# start of GIVEN RECORDS

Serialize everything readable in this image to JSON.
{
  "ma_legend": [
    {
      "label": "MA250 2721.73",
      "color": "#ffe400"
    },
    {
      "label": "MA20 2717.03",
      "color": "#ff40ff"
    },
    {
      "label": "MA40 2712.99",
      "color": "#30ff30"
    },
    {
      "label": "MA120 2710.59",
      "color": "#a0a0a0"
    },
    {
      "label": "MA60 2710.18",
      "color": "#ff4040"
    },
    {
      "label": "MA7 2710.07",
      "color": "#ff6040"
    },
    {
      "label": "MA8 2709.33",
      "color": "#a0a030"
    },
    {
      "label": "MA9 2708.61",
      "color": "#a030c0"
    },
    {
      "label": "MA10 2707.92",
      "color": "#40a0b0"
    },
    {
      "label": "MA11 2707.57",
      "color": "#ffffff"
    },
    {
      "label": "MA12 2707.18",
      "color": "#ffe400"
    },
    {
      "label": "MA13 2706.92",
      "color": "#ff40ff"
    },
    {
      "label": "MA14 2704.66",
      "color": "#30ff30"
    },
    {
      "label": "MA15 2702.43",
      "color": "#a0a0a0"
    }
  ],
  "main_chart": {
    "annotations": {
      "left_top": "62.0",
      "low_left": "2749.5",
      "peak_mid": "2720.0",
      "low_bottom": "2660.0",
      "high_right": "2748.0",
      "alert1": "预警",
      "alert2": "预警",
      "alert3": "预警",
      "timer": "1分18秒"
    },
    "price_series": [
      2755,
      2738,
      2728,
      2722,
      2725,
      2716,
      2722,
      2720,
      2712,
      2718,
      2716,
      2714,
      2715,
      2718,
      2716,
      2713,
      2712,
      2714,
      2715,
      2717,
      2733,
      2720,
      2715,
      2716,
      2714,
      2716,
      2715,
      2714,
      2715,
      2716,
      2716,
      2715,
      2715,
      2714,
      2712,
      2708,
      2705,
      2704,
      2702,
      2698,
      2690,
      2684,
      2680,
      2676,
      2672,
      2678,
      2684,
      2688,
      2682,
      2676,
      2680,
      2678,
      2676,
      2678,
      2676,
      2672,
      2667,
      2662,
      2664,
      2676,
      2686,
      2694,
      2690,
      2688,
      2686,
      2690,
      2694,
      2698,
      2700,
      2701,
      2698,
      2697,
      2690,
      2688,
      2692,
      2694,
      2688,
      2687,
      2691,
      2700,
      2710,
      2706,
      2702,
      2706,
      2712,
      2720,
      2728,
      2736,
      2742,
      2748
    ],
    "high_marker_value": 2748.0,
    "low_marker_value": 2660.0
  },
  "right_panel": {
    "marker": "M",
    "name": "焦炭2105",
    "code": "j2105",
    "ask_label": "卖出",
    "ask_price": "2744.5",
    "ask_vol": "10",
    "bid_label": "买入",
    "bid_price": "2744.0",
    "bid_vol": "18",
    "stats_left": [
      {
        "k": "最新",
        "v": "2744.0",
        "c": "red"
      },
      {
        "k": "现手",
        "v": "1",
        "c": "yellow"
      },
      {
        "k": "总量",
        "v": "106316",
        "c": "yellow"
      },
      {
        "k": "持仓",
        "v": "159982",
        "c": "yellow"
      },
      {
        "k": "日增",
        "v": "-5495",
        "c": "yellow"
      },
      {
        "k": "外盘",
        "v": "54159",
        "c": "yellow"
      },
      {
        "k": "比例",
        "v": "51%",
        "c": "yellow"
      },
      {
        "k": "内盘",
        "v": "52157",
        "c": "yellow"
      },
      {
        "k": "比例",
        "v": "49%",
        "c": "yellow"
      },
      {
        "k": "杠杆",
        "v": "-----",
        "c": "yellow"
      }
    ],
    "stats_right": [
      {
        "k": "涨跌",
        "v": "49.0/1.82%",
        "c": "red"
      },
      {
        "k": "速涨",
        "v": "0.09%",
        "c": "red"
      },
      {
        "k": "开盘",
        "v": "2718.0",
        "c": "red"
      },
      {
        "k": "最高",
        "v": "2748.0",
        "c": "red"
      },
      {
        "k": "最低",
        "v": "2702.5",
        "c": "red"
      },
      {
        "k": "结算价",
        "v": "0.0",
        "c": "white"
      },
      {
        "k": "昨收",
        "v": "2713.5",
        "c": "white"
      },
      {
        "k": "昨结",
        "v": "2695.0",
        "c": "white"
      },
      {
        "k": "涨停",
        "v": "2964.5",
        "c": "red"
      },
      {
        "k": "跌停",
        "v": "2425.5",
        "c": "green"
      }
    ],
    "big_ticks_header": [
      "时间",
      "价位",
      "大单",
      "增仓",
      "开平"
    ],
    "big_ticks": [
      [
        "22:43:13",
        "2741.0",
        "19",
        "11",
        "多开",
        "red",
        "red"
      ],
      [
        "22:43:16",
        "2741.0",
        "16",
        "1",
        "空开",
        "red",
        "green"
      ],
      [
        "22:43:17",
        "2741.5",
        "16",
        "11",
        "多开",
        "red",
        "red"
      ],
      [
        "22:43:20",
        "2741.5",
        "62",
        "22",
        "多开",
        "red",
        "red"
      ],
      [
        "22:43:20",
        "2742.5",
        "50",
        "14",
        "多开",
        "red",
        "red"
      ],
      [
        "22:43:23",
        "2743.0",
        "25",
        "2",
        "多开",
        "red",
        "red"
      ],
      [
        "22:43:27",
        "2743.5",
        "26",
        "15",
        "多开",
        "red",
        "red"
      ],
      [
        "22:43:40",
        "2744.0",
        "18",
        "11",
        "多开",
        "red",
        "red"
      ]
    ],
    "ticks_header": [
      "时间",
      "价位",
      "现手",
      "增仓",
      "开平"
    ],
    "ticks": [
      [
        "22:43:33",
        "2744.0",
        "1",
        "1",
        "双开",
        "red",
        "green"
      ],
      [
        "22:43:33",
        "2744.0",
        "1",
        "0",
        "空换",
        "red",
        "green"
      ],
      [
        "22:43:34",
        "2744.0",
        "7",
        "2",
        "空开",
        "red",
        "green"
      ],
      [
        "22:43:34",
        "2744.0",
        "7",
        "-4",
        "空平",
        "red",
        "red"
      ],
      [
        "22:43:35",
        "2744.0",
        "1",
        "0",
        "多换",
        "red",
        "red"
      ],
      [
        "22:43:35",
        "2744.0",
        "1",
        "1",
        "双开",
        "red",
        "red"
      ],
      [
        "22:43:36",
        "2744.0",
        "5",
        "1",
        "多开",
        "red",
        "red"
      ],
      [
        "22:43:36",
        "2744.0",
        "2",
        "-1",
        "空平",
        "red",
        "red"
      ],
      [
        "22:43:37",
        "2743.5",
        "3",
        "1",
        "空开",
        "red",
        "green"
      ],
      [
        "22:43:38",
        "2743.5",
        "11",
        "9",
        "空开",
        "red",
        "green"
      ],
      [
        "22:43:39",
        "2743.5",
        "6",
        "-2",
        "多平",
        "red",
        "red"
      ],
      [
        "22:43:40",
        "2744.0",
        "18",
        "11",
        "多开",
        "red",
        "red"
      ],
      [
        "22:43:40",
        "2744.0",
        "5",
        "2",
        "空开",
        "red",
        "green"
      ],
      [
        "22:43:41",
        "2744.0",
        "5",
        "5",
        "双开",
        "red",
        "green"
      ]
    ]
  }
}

# end of GIVEN RECORDS

**EXERCISE DETAILS:** Transcribe all of the lines in the records precisely.

**SOLVED PROBLEM:**
Serialize everything readable in this image to JSON.
{
  "ma_legend": [
    {
      "label": "MA250 2721.73",
      "color": "#ffe400"
    },
    {
      "label": "MA20 2717.03",
      "color": "#ff40ff"
    },
    {
      "label": "MA40 2712.99",
      "color": "#30ff30"
    },
    {
      "label": "MA120 2710.59",
      "color": "#a0a0a0"
    },
    {
      "label": "MA60 2710.18",
      "color": "#ff4040"
    },
    {
      "label": "MA7 2710.07",
      "color": "#ff6040"
    },
    {
      "label": "MA8 2709.33",
      "color": "#a0a030"
    },
    {
      "label": "MA9 2708.61",
      "color": "#a030c0"
    },
    {
      "label": "MA10 2707.92",
      "color": "#40a0b0"
    },
    {
      "label": "MA11 2707.57",
      "color": "#ffffff"
    },
    {
      "label": "MA12 2707.18",
      "color": "#ffe400"
    },
    {
      "label": "MA13 2706.92",
      "color": "#ff40ff"
    },
    {
      "label": "MA14 2704.66",
      "color": "#30ff30"
    },
    {
      "label": "MA15 2702.43",
      "color": "#a0a0a0"
    }
  ],
  "main_chart": {
    "annotations": {
      "left_top": "62.0",
      "low_left": "2749.5",
      "peak_mid": "2720.0",
      "low_bottom": "2660.0",
      "high_right": "2748.0",
      "alert1": "预警",
      "alert2": "预警",
      "alert3": "预警",
      "timer": "1分18秒"
    },
    "price_series": [
      2755,
      2738,
      2728,
      2722,
      2725,
      2716,
      2722,
      2720,
      2712,
      2718,
      2716,
      2714,
      2715,
      2718,
      2716,
      2713,
      2712,
      2714,
      2715,
      2717,
      2733,
      2720,
      2715,
      2716,
      2714,
      2716,
      2715,
      2714,
      2715,
      2716,
      2716,
      2715,
      2715,
      2714,
      2712,
      2708,
      2705,
      2704,
      2702,
      2698,
      2690,
      2684,
      2680,
      2676,
      2672,
      2678,
      2684,
      2688,
      2682,
      2676,
      2680,
      2678,
      2676,
      2678,
      2676,
      2672,
      2667,
      2662,
      2664,
      2676,
      2686,
      2694,
      2690,
      2688,
      2686,
      2690,
      2694,
      2698,
      2700,
      2701,
      2698,
      2697,
      2690,
      2688,
      2692,
      2694,
      2688,
      2687,
      2691,
      2700,
      2710,
      2706,
      2702,
      2706,
      2712,
      2720,
      2728,
      2736,
      2742,
      2748
    ],
    "high_marker_value": 2748.0,
    "low_marker_value": 2660.0
  },
  "right_panel": {
    "marker": "M",
    "name": "焦炭2105",
    "code": "j2105",
    "ask_label": "卖出",
    "ask_price": "2744.5",
    "ask_vol": "10",
    "bid_label": "买入",
    "bid_price": "2744.0",
    "bid_vol": "18",
    "stats_left": [
      {
        "k": "最新",
        "v": "2744.0",
        "c": "red"
      },
      {
        "k": "现手",
        "v": "1",
        "c": "yellow"
      },
      {
        "k": "总量",
        "v": "106316",
        "c": "yellow"
      },
      {
        "k": "持仓",
        "v": "159982",
        "c": "yellow"
      },
      {
        "k": "日增",
        "v": "-5495",
        "c": "yellow"
      },
      {
        "k": "外盘",
        "v": "54159",
        "c": "yellow"
      },
      {
        "k": "比例",
        "v": "51%",
        "c": "yellow"
      },
      {
        "k": "内盘",
        "v": "52157",
        "c": "yellow"
      },
      {
        "k": "比例",
        "v": "49%",
        "c": "yellow"
      },
      {
        "k": "杠杆",
        "v": "-----",
        "c": "yellow"
      }
    ],
    "stats_right": [
      {
        "k": "涨跌",
        "v": "49.0/1.82%",
        "c": "red"
      },
      {
        "k": "速涨",
        "v": "0.09%",
        "c": "red"
      },
      {
        "k": "开盘",
        "v": "2718.0",
        "c": "red"
      },
      {
        "k": "最高",
        "v": "2748.0",
        "c": "red"
      },
      {
        "k": "最低",
        "v": "2702.5",
        "c": "red"
      },
      {
        "k": "结算价",
        "v": "0.0",
        "c": "white"
      },
      {
        "k": "昨收",
        "v": "2713.5",
        "c": "white"
      },
      {
        "k": "昨结",
        "v": "2695.0",
        "c": "white"
      },
      {
        "k": "涨停",
        "v": "2964.5",
        "c": "red"
      },
      {
        "k": "跌停",
        "v": "2425.5",
        "c": "green"
      }
    ],
    "big_ticks_header": [
      "时间",
      "价位",
      "大单",
      "增仓",
      "开平"
    ],
    "big_ticks": [
      [
        "22:43:13",
        "2741.0",
        "19",
        "11",
        "多开",
        "red",
        "red"
      ],
      [
        "22:43:16",
        "2741.0",
        "16",
        "1",
        "空开",
        "red",
        "green"
      ],
      [
        "22:43:17",
        "2741.5",
        "16",
        "11",
        "多开",
        "red",
        "red"
      ],
      [
        "22:43:20",
        "2741.5",
        "62",
        "22",
        "多开",
        "red",
        "red"
      ],
      [
        "22:43:20",
        "2742.5",
        "50",
        "14",
        "多开",
        "red",
        "red"
      ],
      [
        "22:43:23",
        "2743.0",
        "25",
        "2",
        "多开",
        "red",
        "red"
      ],
      [
        "22:43:27",
        "2743.5",
        "26",
        "15",
        "多开",
        "red",
        "red"
      ],
      [
        "22:43:40",
        "2744.0",
        "18",
        "11",
        "多开",
        "red",
        "red"
      ]
    ],
    "ticks_header": [
      "时间",
      "价位",
      "现手",
      "增仓",
      "开平"
    ],
    "ticks": [
      [
        "22:43:33",
        "2744.0",
        "1",
        "1",
        "双开",
        "red",
        "green"
      ],
      [
        "22:43:33",
        "2744.0",
        "1",
        "0",
        "空换",
        "red",
        "green"
      ],
      [
        "22:43:34",
        "2744.0",
        "7",
        "2",
        "空开",
        "red",
        "green"
      ],
      [
        "22:43:34",
        "2744.0",
        "7",
        "-4",
        "空平",
        "red",
        "red"
      ],
      [
        "22:43:35",
        "2744.0",
        "1",
        "0",
        "多换",
        "red",
        "red"
      ],
      [
        "22:43:35",
        "2744.0",
        "1",
        "1",
        "双开",
        "red",
        "red"
      ],
      [
        "22:43:36",
        "2744.0",
        "5",
        "1",
        "多开",
        "red",
        "red"
      ],
      [
        "22:43:36",
        "2744.0",
        "2",
        "-1",
        "空平",
        "red",
        "red"
      ],
      [
        "22:43:37",
        "2743.5",
        "3",
        "1",
        "空开",
        "red",
        "green"
      ],
      [
        "22:43:38",
        "2743.5",
        "11",
        "9",
        "空开",
        "red",
        "green"
      ],
      [
        "22:43:39",
        "2743.5",
        "6",
        "-2",
        "多平",
        "red",
        "red"
      ],
      [
        "22:43:40",
        "2744.0",
        "18",
        "11",
        "多开",
        "red",
        "red"
      ],
      [
        "22:43:40",
        "2744.0",
        "5",
        "2",
        "空开",
        "red",
        "green"
      ],
      [
        "22:43:41",
        "2744.0",
        "5",
        "5",
        "双开",
        "red",
        "green"
      ]
    ]
  }
}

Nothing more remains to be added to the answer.